### Given instruction
Will you output all of the data below exactly, omitting the images?

### Records
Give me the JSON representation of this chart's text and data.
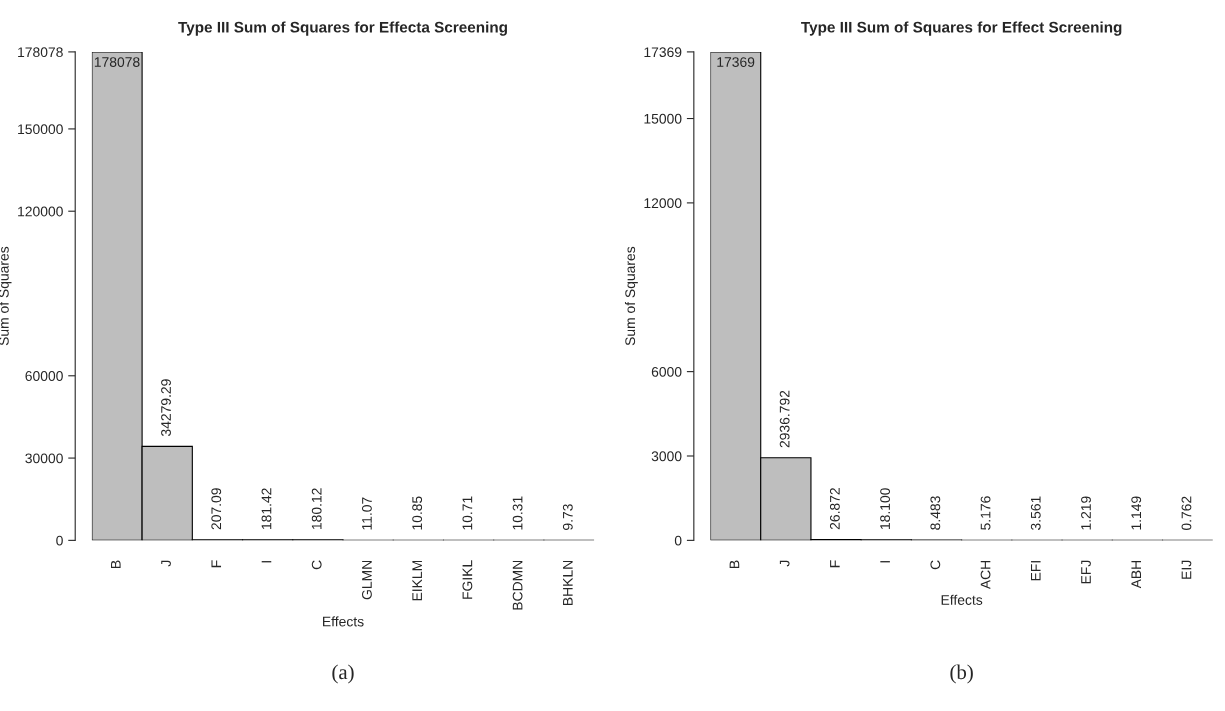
{
  "chart_data": [
    {
      "type": "bar",
      "title": "Type III Sum of Squares for Effecta Screening",
      "xlabel": "Effects",
      "ylabel": "Sum of Squares",
      "categories": [
        "B",
        "J",
        "F",
        "I",
        "C",
        "GLMN",
        "EIKLM",
        "FGIKL",
        "BCDMN",
        "BHKLN"
      ],
      "series": [
        {
          "color": "#bebebe",
          "values": [
            178078,
            34279.29,
            207.09,
            181.42,
            180.12,
            11.07,
            10.85,
            10.71,
            10.31,
            9.73
          ],
          "value_labels": [
            "178078",
            "34279.29",
            "207.09",
            "181.42",
            "180.12",
            "11.07",
            "10.85",
            "10.71",
            "10.31",
            "9.73"
          ]
        }
      ],
      "ylim": [
        0,
        178078
      ],
      "yticks": [
        0,
        30000,
        60000,
        120000,
        150000,
        178078
      ],
      "grid": false,
      "legend": false,
      "annotations": [
        "(a)"
      ]
    },
    {
      "type": "bar",
      "title": "Type III Sum of Squares for Effect Screening",
      "xlabel": "Effects",
      "ylabel": "Sum of Squares",
      "categories": [
        "B",
        "J",
        "F",
        "I",
        "C",
        "ACH",
        "EFI",
        "EFJ",
        "ABH",
        "EIJ"
      ],
      "series": [
        {
          "color": "#bebebe",
          "values": [
            17369,
            2936.792,
            26.872,
            18.1,
            8.483,
            5.176,
            3.561,
            1.219,
            1.149,
            0.762
          ],
          "value_labels": [
            "17369",
            "2936.792",
            "26.872",
            "18.100",
            "8.483",
            "5.176",
            "3.561",
            "1.219",
            "1.149",
            "0.762"
          ]
        }
      ],
      "ylim": [
        0,
        17369
      ],
      "yticks": [
        0,
        3000,
        6000,
        12000,
        15000,
        17369
      ],
      "grid": false,
      "legend": false,
      "annotations": [
        "(b)"
      ]
    }
  ]
}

### Worked answer
Give me the JSON representation of this chart's text and data.
{
  "chart_data": [
    {
      "type": "bar",
      "title": "Type III Sum of Squares for Effecta Screening",
      "xlabel": "Effects",
      "ylabel": "Sum of Squares",
      "categories": [
        "B",
        "J",
        "F",
        "I",
        "C",
        "GLMN",
        "EIKLM",
        "FGIKL",
        "BCDMN",
        "BHKLN"
      ],
      "series": [
        {
          "color": "#bebebe",
          "values": [
            178078,
            34279.29,
            207.09,
            181.42,
            180.12,
            11.07,
            10.85,
            10.71,
            10.31,
            9.73
          ],
          "value_labels": [
            "178078",
            "34279.29",
            "207.09",
            "181.42",
            "180.12",
            "11.07",
            "10.85",
            "10.71",
            "10.31",
            "9.73"
          ]
        }
      ],
      "ylim": [
        0,
        178078
      ],
      "yticks": [
        0,
        30000,
        60000,
        120000,
        150000,
        178078
      ],
      "grid": false,
      "legend": false,
      "annotations": [
        "(a)"
      ]
    },
    {
      "type": "bar",
      "title": "Type III Sum of Squares for Effect Screening",
      "xlabel": "Effects",
      "ylabel": "Sum of Squares",
      "categories": [
        "B",
        "J",
        "F",
        "I",
        "C",
        "ACH",
        "EFI",
        "EFJ",
        "ABH",
        "EIJ"
      ],
      "series": [
        {
          "color": "#bebebe",
          "values": [
            17369,
            2936.792,
            26.872,
            18.1,
            8.483,
            5.176,
            3.561,
            1.219,
            1.149,
            0.762
          ],
          "value_labels": [
            "17369",
            "2936.792",
            "26.872",
            "18.100",
            "8.483",
            "5.176",
            "3.561",
            "1.219",
            "1.149",
            "0.762"
          ]
        }
      ],
      "ylim": [
        0,
        17369
      ],
      "yticks": [
        0,
        3000,
        6000,
        12000,
        15000,
        17369
      ],
      "grid": false,
      "legend": false,
      "annotations": [
        "(b)"
      ]
    }
  ]
}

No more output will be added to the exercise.